Raw records:
○ ○ ○

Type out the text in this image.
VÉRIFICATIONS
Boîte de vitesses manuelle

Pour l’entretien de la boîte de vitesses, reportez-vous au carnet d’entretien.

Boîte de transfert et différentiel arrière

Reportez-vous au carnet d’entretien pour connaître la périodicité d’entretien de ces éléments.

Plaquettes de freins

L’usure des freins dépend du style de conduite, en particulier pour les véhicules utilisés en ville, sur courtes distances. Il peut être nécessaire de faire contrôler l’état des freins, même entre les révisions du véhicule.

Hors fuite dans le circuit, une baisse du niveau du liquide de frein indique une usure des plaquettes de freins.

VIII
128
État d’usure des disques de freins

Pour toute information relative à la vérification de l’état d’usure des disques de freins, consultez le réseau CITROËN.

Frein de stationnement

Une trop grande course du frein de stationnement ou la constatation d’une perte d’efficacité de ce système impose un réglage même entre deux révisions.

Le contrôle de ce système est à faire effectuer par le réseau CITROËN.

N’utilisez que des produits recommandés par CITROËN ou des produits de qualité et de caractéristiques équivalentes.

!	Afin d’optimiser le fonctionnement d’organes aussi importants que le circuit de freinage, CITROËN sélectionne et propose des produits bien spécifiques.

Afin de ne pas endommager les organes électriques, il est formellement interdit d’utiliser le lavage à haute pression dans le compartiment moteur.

○ ○ ○

*WHAT TO WORK ON*
Show the lines of the records that contain the word "circuit".

*FINAL ANSWER*
Hors fuite dans le circuit, une baisse du niveau du liquide de frein indique une usure des plaquettes de freins.
!	Afin d’optimiser le fonctionnement d’organes aussi importants que le circuit de freinage, CITROËN sélectionne et propose des produits bien spécifiques.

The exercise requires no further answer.